[Written exercise] Reproduce the passage on LVM alignment from "Format the the" to "potential data loss.", renaming "Journaling" as "the journal".

━━━━━ Document text ━━━━━

You can read an interesting forum post about the about LVM alignments.

As you see, the documentation states that the physical extent size is is 4 MB which is already a multiple of my erase block, however I will make it explicit. But should we use the default value or is there a better value? I have not found any guide about it, the most relevant information is what the manual already says: in the previous version (LVMv1) the extent size limited the maximum volume size but nowadays (LVMv2) it does not apply and that bigger extent do not penalize IO operations but LVM tools (like lvresize).

Great Markus uses 128MB for his multimedia volumes to improve seek times for mp3/movies however he makes clears that this affects only regular HDD and not SSD. In this link the author chooses the extent size according to the expected maximum volume size in order not to penalize the LVM tools. And that’s it, no more than that.

Just be a Rambo and create the dammed thing.
Create the physical volumes:
# pvcreate --dataalignment 2M /dev/sda1
# vgcreate vgssd --physicalextentsize 4M /dev/sda1

Create the logical volumes:
# lvcreate -C y -L 2G vgssd -n lvswap
# lvcreate -L 30G vgssd -n lvroot
# lvcreate -L 20G vgssd -n lvvar
# lvcreate -l +100%FREE vgssd -n lvhome

Next, we have to format them (except the swap), I will use ext4. The ext4 stride/stripe will be computed as follows:

  • Filesystem block = 4 kB
  • Stride =Page size / Filesystem Block = 8 kB / 4 kB = 2
  • Stripe-width = Erase Block / Filesystem Block = 2 MB / 4 kB = 512

Format the the logical volumes with ext4:
# mkfs.ext4 -b 4096 -E stride=2,stripe-width=512 -L ROOT /dev/mapper/vgssd-lvroot
# mkfs.ext4 -b 4096 -E stride=2,stripe-width=512 -L VAR /dev/mapper/vgssd-lvvar
# mkfs.ext4 -b 4096 -E stride=2,stripe-width=512 -L HOME /dev/mapper/vgssd-lvhome

By the way,  it seems not worthy to  disable Journaling on the filesystem, the gain is not big enough for risk of potential data loss.

━━━━━ Entries shown ━━━━━

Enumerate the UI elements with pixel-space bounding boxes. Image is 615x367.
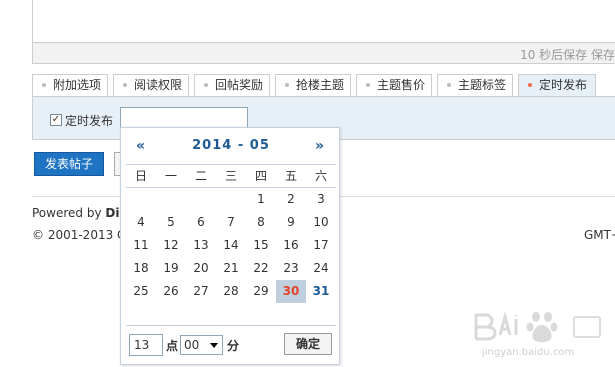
- editor-statusbar: 10 秒后保存 保存: [32, 42, 615, 64]
- weekday-label: 四: [254, 169, 267, 183]
- calendar-grid: 日 一 二 三 四 五 六 1 2 3 4 5 6 7 8 9 10 11 12 13 14 15 16 17 1…: [126, 164, 336, 303]
- date-picker-popup: « 2014 - 05 » 日 一 二 三 四 五 六 1 2 3 4 5 6 7 8 9 10 1…: [120, 127, 340, 365]
- bullet-icon: [366, 82, 370, 87]
- tab-floor-grab[interactable]: 抢楼主题: [275, 74, 351, 97]
- calendar-empty-cell: [126, 188, 156, 211]
- calendar-day[interactable]: 28: [216, 280, 246, 303]
- next-month-button[interactable]: »: [315, 138, 324, 154]
- hour-unit-label: 点: [166, 339, 179, 353]
- calendar-day[interactable]: 12: [156, 234, 186, 257]
- calendar-week-row: 18 19 20 21 22 23 24: [126, 257, 336, 280]
- calendar-day[interactable]: 7: [216, 211, 246, 234]
- schedule-date-input[interactable]: [120, 107, 248, 129]
- tab-reply-reward[interactable]: 回帖奖励: [194, 74, 270, 97]
- calendar-day[interactable]: 16: [276, 234, 306, 257]
- tab-extra-options[interactable]: 附加选项: [32, 74, 108, 97]
- calendar-day[interactable]: 25: [126, 280, 156, 303]
- calendar-day[interactable]: 13: [186, 234, 216, 257]
- weekday-header: 日 一 二 三 四 五 六: [126, 164, 336, 188]
- calendar-day[interactable]: 24: [306, 257, 336, 280]
- calendar-week-row: 4 5 6 7 8 9 10: [126, 211, 336, 234]
- timezone: GMT+: [584, 228, 615, 242]
- calendar-empty-cell: [186, 188, 216, 211]
- option-tabs: 附加选项 阅读权限 回帖奖励 抢楼主题 主题售价 主题标签 定时发布: [32, 74, 615, 98]
- calendar-weeks: 1 2 3 4 5 6 7 8 9 10 11 12 13 14 15 16 17 18 19 20 21 22 23 24 2…: [126, 188, 336, 303]
- weekday-label: 五: [284, 169, 297, 183]
- weekday-label: 六: [314, 169, 327, 183]
- dropdown-arrow-icon: [210, 343, 218, 348]
- svg-text:jingyan.baidu.com: jingyan.baidu.com: [481, 347, 574, 358]
- bullet-icon: [285, 82, 289, 87]
- confirm-button[interactable]: 确定: [284, 333, 332, 355]
- minute-select[interactable]: 00: [180, 335, 223, 355]
- calendar-day[interactable]: 19: [156, 257, 186, 280]
- submit-post-button[interactable]: 发表帖子: [34, 152, 104, 176]
- bullet-icon: [123, 82, 127, 87]
- calendar-day[interactable]: 17: [306, 234, 336, 257]
- calendar-day[interactable]: 18: [126, 257, 156, 280]
- calendar-week-row: 123: [126, 188, 336, 211]
- powered-by: Powered by Dis: [32, 206, 127, 220]
- editor-textarea[interactable]: [32, 0, 615, 42]
- tab-scheduled-publish[interactable]: 定时发布: [518, 74, 596, 98]
- calendar-day[interactable]: 6: [186, 211, 216, 234]
- calendar-empty-cell: [216, 188, 246, 211]
- tab-read-permission[interactable]: 阅读权限: [113, 74, 189, 97]
- copyright: © 2001-2013 C: [32, 228, 126, 242]
- tab-topic-tags[interactable]: 主题标签: [437, 74, 513, 97]
- calendar-day[interactable]: 10: [306, 211, 336, 234]
- prev-month-button[interactable]: «: [136, 138, 145, 154]
- calendar-day[interactable]: 21: [216, 257, 246, 280]
- bullet-icon: [528, 82, 532, 87]
- calendar-day[interactable]: 15: [246, 234, 276, 257]
- calendar-day[interactable]: 1: [246, 188, 276, 211]
- bullet-icon: [447, 82, 451, 87]
- bullet-icon: [42, 82, 46, 87]
- schedule-checkbox-label: 定时发布: [65, 114, 114, 128]
- weekday-label: 三: [224, 169, 237, 183]
- calendar-header: « 2014 - 05 »: [121, 136, 339, 156]
- calendar-day[interactable]: 5: [156, 211, 186, 234]
- calendar-week-row: 25 26 27 28 29 30 31: [126, 280, 336, 303]
- baidu-watermark-logo: jingyan.baidu.com: [474, 311, 601, 358]
- calendar-day[interactable]: 11: [126, 234, 156, 257]
- calendar-week-row: 11 12 13 14 15 16 17: [126, 234, 336, 257]
- calendar-day[interactable]: 30: [276, 280, 306, 303]
- calendar-day[interactable]: 8: [246, 211, 276, 234]
- schedule-checkbox[interactable]: ✓: [50, 114, 62, 126]
- calendar-day[interactable]: 14: [216, 234, 246, 257]
- calendar-empty-cell: [156, 188, 186, 211]
- calendar-year-month[interactable]: 2014 - 05: [191, 138, 271, 153]
- weekday-label: 二: [194, 169, 207, 183]
- calendar-day[interactable]: 2: [276, 188, 306, 211]
- calendar-day[interactable]: 22: [246, 257, 276, 280]
- calendar-day[interactable]: 4: [126, 211, 156, 234]
- calendar-day[interactable]: 20: [186, 257, 216, 280]
- calendar-day[interactable]: 3: [306, 188, 336, 211]
- calendar-day[interactable]: 31: [306, 280, 336, 303]
- calendar-day[interactable]: 23: [276, 257, 306, 280]
- weekday-label: 一: [164, 169, 177, 183]
- bullet-icon: [204, 82, 208, 87]
- calendar-day[interactable]: 26: [156, 280, 186, 303]
- calendar-day[interactable]: 27: [186, 280, 216, 303]
- hour-input[interactable]: 13: [129, 334, 163, 356]
- calendar-day[interactable]: 9: [276, 211, 306, 234]
- calendar-day[interactable]: 29: [246, 280, 276, 303]
- time-selector: 13 点 00 分 确定: [126, 325, 336, 361]
- autosave-status: 10 秒后保存 保存: [520, 48, 615, 62]
- weekday-label: 日: [134, 169, 147, 183]
- tab-topic-price[interactable]: 主题售价: [356, 74, 432, 97]
- minute-unit-label: 分: [227, 339, 240, 353]
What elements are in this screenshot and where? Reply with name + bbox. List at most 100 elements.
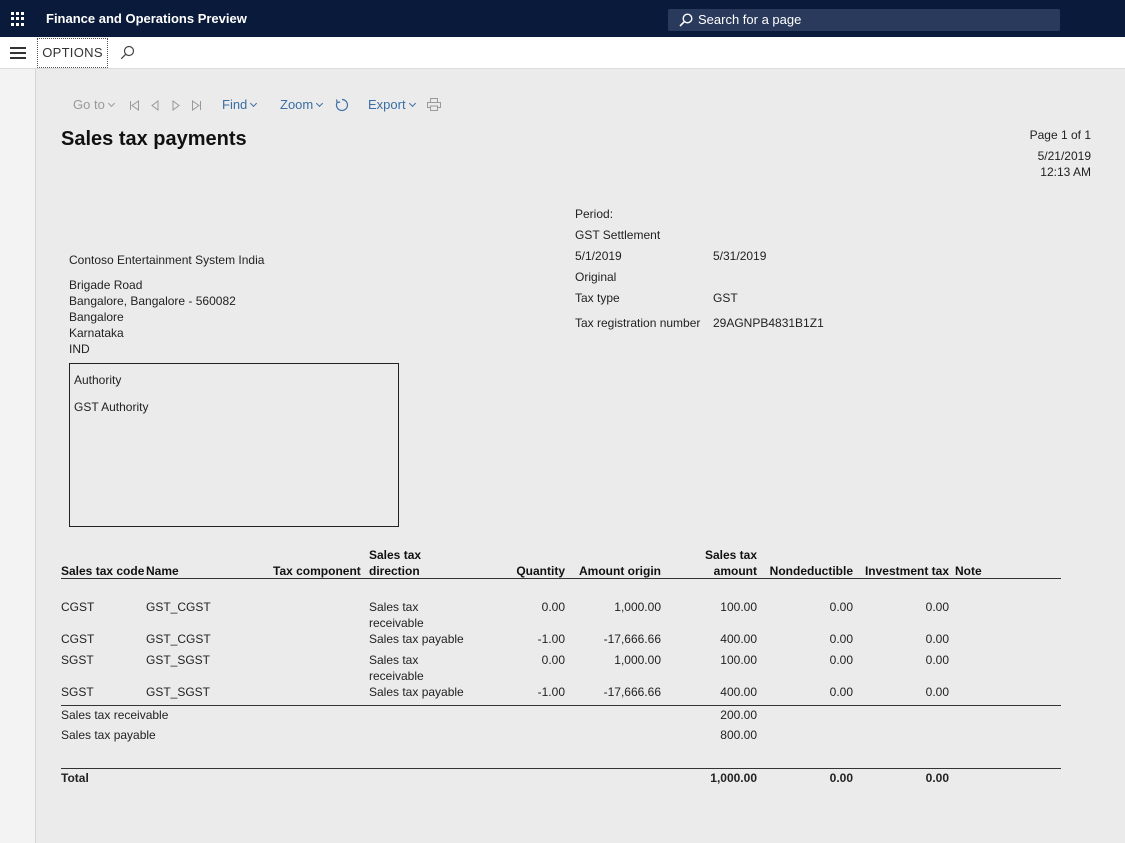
col-header-amount-2: amount	[713, 564, 757, 578]
action-search-icon[interactable]	[120, 45, 135, 63]
action-pane: OPTIONS	[0, 37, 1125, 69]
refresh-icon[interactable]	[335, 98, 349, 115]
company-country: IND	[69, 342, 90, 356]
row-3-investment: 0.00	[925, 653, 949, 667]
row-4-amount: 400.00	[720, 685, 757, 699]
company-name: Contoso Entertainment System India	[69, 253, 265, 267]
row-3-direction-2: receivable	[369, 669, 424, 683]
col-header-name: Name	[146, 564, 179, 578]
report-time: 12:13 AM	[1040, 165, 1091, 179]
summary-receivable-value: 200.00	[720, 708, 757, 722]
page-info: Page 1 of 1 5/21/2019 12:13 AM	[1030, 127, 1091, 181]
row-1-investment: 0.00	[925, 600, 949, 614]
summary-receivable-label: Sales tax receivable	[61, 708, 169, 722]
row-1-name: GST_CGST	[146, 600, 211, 614]
col-header-component: Tax component	[273, 564, 361, 578]
row-3-name: GST_SGST	[146, 653, 211, 667]
total-investment: 0.00	[925, 771, 949, 785]
tax-reg-label: Tax registration number	[575, 316, 701, 330]
row-4-investment: 0.00	[925, 685, 949, 699]
previous-page-icon[interactable]	[150, 100, 160, 114]
search-placeholder: Search for a page	[698, 12, 802, 27]
hamburger-menu-icon[interactable]	[10, 47, 26, 59]
summary-payable-label: Sales tax payable	[61, 728, 156, 742]
left-nav-strip	[0, 69, 36, 843]
row-2-direction-1: Sales tax payable	[369, 632, 464, 646]
row-4-name: GST_SGST	[146, 685, 211, 699]
row-1-direction-2: receivable	[369, 616, 424, 630]
page-number: Page 1 of 1	[1029, 128, 1091, 142]
total-rule	[61, 768, 1061, 769]
row-3-quantity: 0.00	[541, 653, 565, 667]
col-header-nondeductible: Nondeductible	[769, 564, 853, 578]
col-header-code: Sales tax code	[61, 564, 145, 578]
col-header-direction-1: Sales tax	[369, 548, 422, 562]
company-state: Karnataka	[69, 326, 124, 340]
summary-payable-value: 800.00	[720, 728, 757, 742]
row-2-name: GST_CGST	[146, 632, 211, 646]
chevron-down-icon	[107, 99, 115, 108]
authority-name: GST Authority	[74, 400, 149, 414]
row-4-code-link[interactable]: SGST	[61, 684, 94, 700]
settlement-label: GST Settlement	[575, 228, 661, 242]
row-4-quantity: -1.00	[537, 685, 565, 699]
authority-label: Authority	[74, 373, 122, 387]
total-nondeductible: 0.00	[829, 771, 853, 785]
next-page-icon[interactable]	[171, 100, 181, 114]
col-header-amount-1: Sales tax	[704, 548, 757, 562]
report-viewer: Go to Find Zoom Export Sales tax payment…	[37, 69, 1125, 843]
tax-reg-value: 29AGNPB4831B1Z1	[713, 316, 824, 330]
period-to: 5/31/2019	[713, 249, 767, 263]
options-tab[interactable]: OPTIONS	[37, 38, 108, 68]
company-city: Bangalore	[69, 310, 124, 324]
export-label: Export	[368, 97, 406, 112]
chevron-down-icon	[250, 99, 258, 108]
version-label: Original	[575, 270, 617, 284]
row-1-amount-origin: 1,000.00	[614, 600, 661, 614]
row-3-direction-1: Sales tax	[369, 653, 419, 667]
row-3-amount: 100.00	[720, 653, 757, 667]
header-rule	[61, 578, 1061, 579]
row-3-code-link[interactable]: SGST	[61, 652, 94, 668]
row-4-direction-1: Sales tax payable	[369, 685, 464, 699]
col-header-investment: Investment tax	[864, 564, 949, 578]
tax-type-value: GST	[713, 291, 738, 305]
row-2-amount-origin: -17,666.66	[603, 632, 661, 646]
find-label: Find	[222, 97, 248, 112]
app-title[interactable]: Finance and Operations Preview	[46, 11, 247, 26]
tax-type-label: Tax type	[575, 291, 620, 305]
goto-label: Go to	[73, 97, 105, 112]
zoom-button[interactable]: Zoom	[280, 97, 324, 112]
print-icon[interactable]	[427, 98, 441, 114]
page-search-box[interactable]: Search for a page	[668, 9, 1060, 31]
row-2-investment: 0.00	[925, 632, 949, 646]
search-icon	[679, 13, 693, 30]
row-1-code-link[interactable]: CGST	[61, 599, 94, 615]
chevron-down-icon	[316, 99, 324, 108]
row-4-amount-origin: -17,666.66	[603, 685, 661, 699]
col-header-amount-origin: Amount origin	[579, 564, 661, 578]
row-3-amount-origin: 1,000.00	[614, 653, 661, 667]
company-address-line1: Brigade Road	[69, 278, 143, 292]
row-1-nondeductible: 0.00	[829, 600, 853, 614]
last-page-icon[interactable]	[191, 100, 202, 114]
authority-box: Authority GST Authority	[69, 363, 399, 527]
top-nav-bar: Finance and Operations Preview Search fo…	[0, 0, 1125, 37]
row-2-code-link[interactable]: CGST	[61, 631, 94, 647]
row-3-nondeductible: 0.00	[829, 653, 853, 667]
report-date: 5/21/2019	[1037, 148, 1091, 163]
export-button[interactable]: Export	[368, 97, 416, 112]
app-launcher-icon[interactable]	[11, 12, 25, 26]
goto-button[interactable]: Go to	[73, 97, 115, 112]
row-4-nondeductible: 0.00	[829, 685, 853, 699]
company-address-line2: Bangalore, Bangalore - 560082	[69, 294, 236, 308]
first-page-icon[interactable]	[129, 100, 140, 114]
row-1-quantity: 0.00	[541, 600, 565, 614]
col-header-direction-2: direction	[369, 564, 420, 578]
find-button[interactable]: Find	[222, 97, 258, 112]
row-1-amount: 100.00	[720, 600, 757, 614]
period-from: 5/1/2019	[575, 249, 622, 263]
zoom-label: Zoom	[280, 97, 314, 112]
col-header-quantity: Quantity	[516, 564, 565, 578]
rows-rule	[61, 705, 1061, 706]
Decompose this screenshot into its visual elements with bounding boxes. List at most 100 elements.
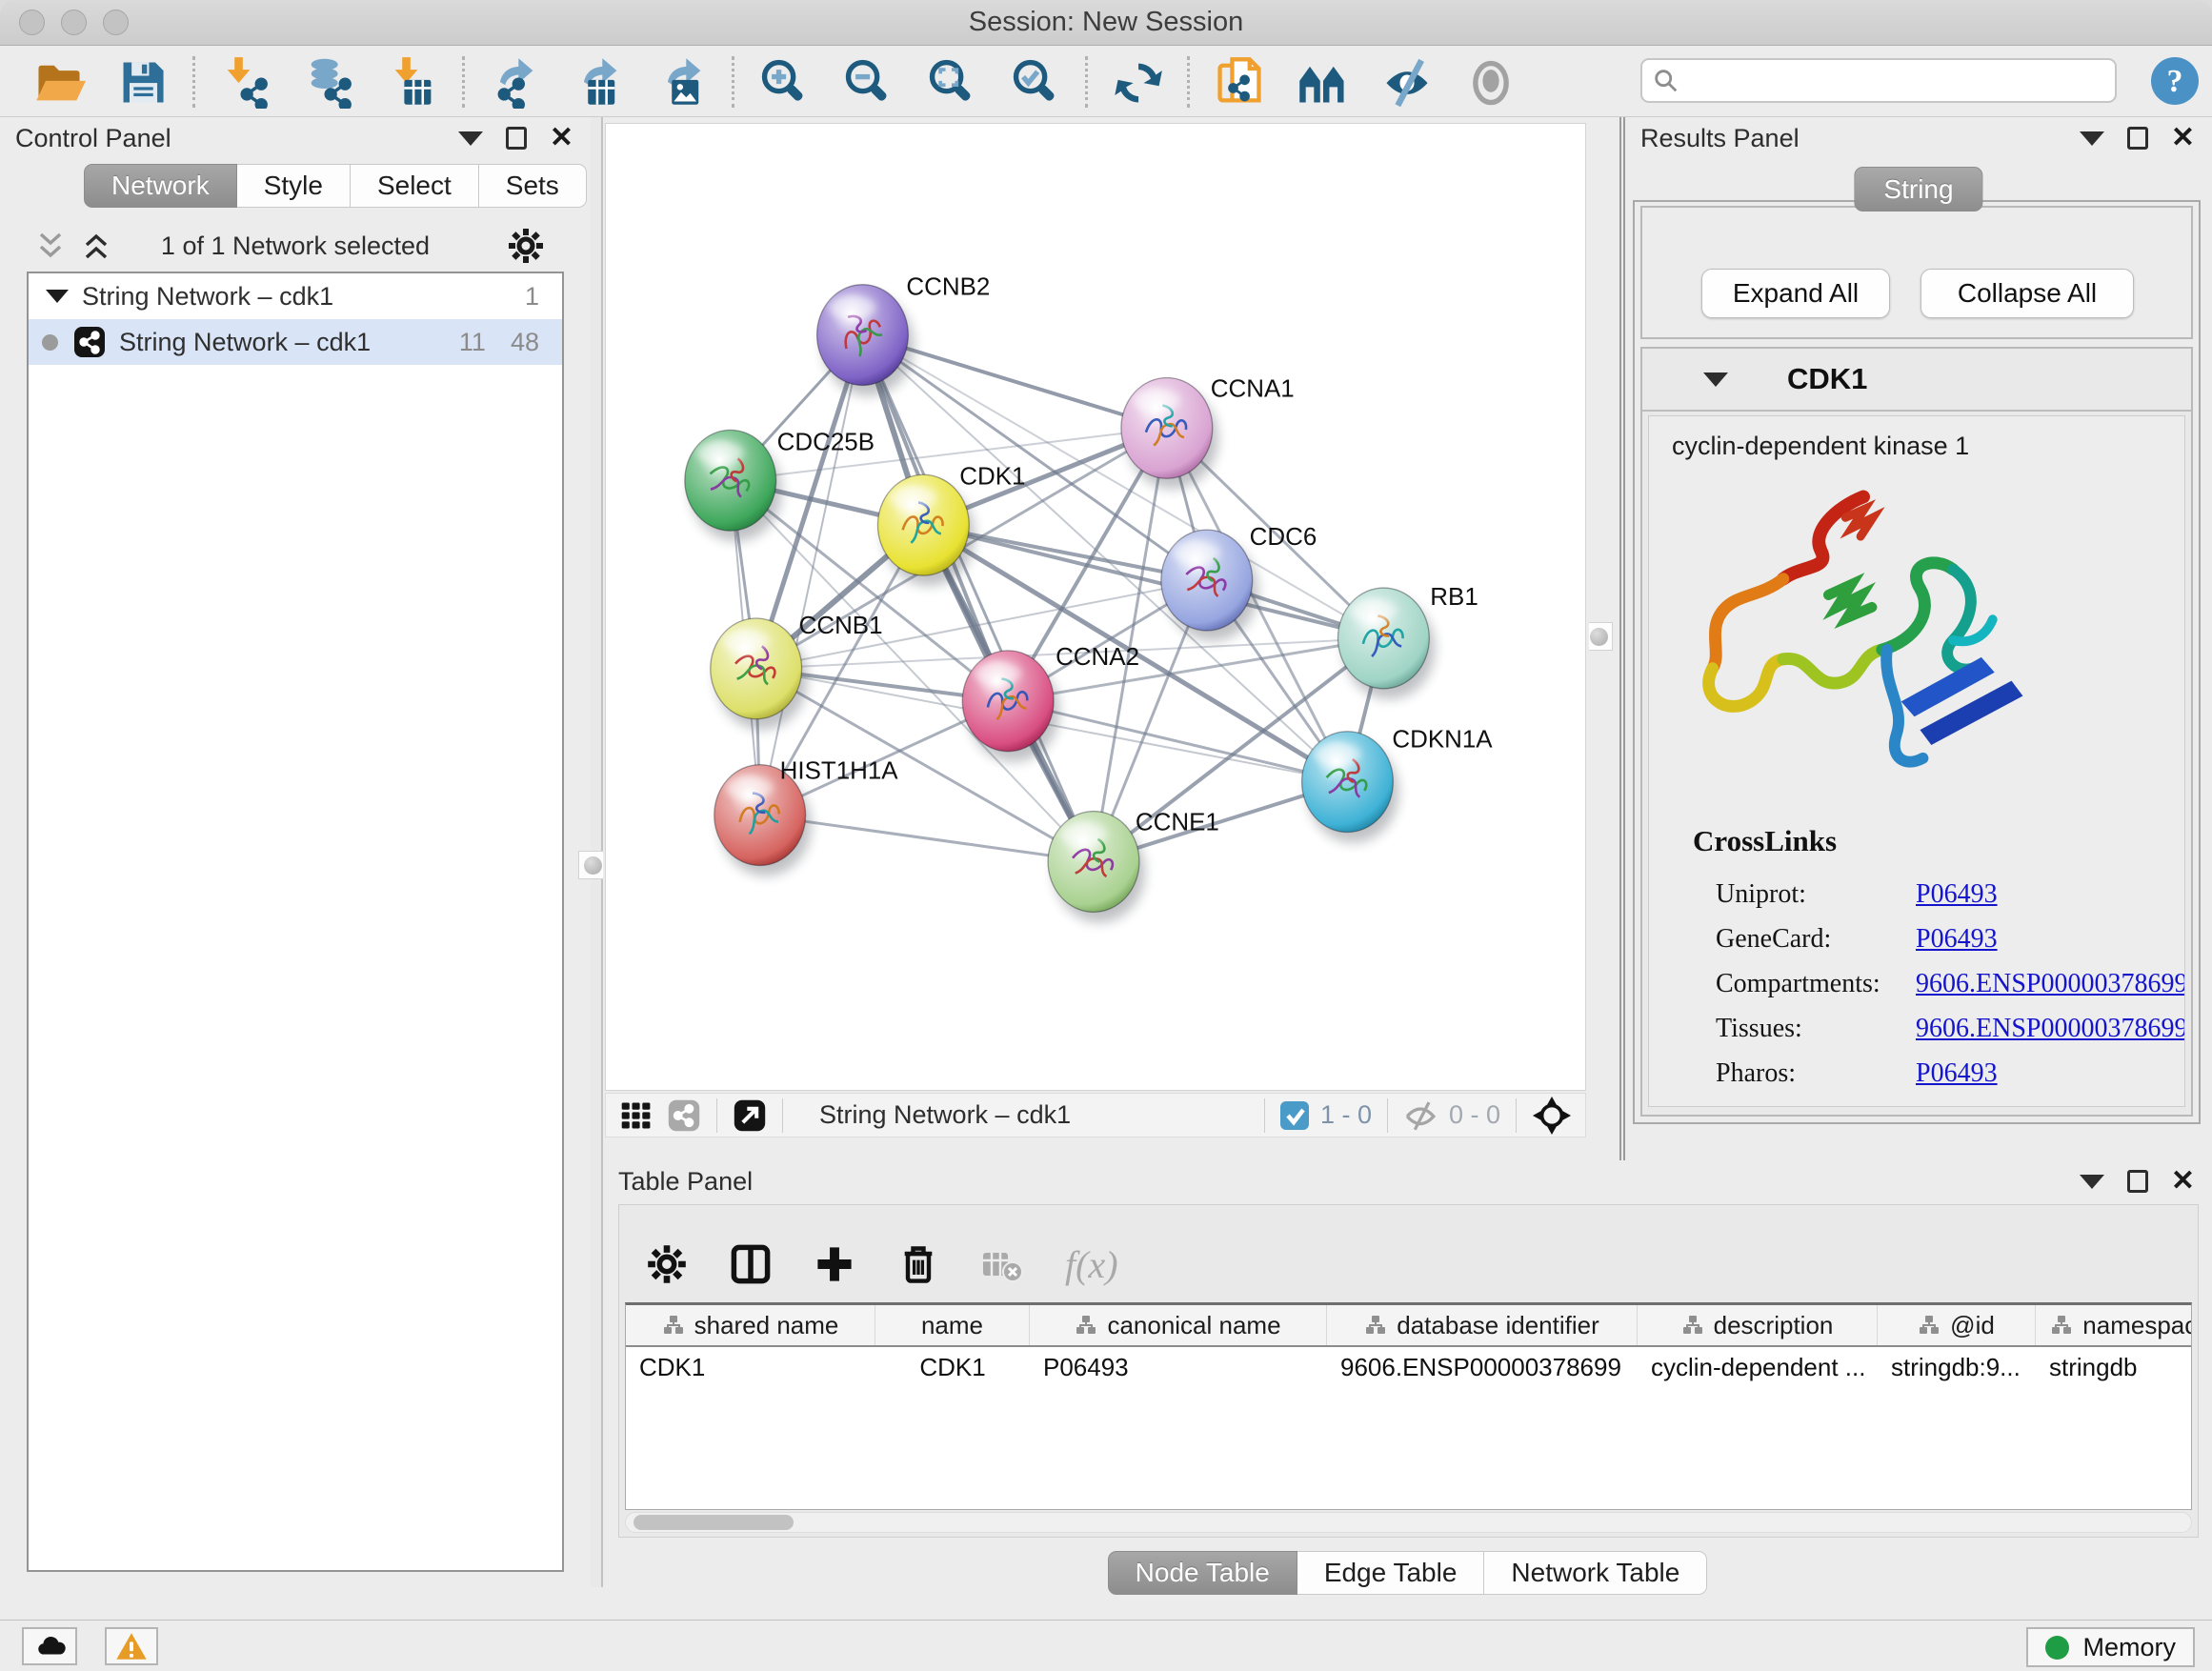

━━━━━

[Problem solution]
Format the the logical volumes with ext4:
# mkfs.ext4 -b 4096 -E stride=2,stripe-width=512 -L ROOT /dev/mapper/vgssd-lvroot
# mkfs.ext4 -b 4096 -E stride=2,stripe-width=512 -L VAR /dev/mapper/vgssd-lvvar
# mkfs.ext4 -b 4096 -E stride=2,stripe-width=512 -L HOME /dev/mapper/vgssd-lvhome

By the way,  it seems not worthy to  disable the journal on the filesystem, the gain is not big enough for risk of potential data loss.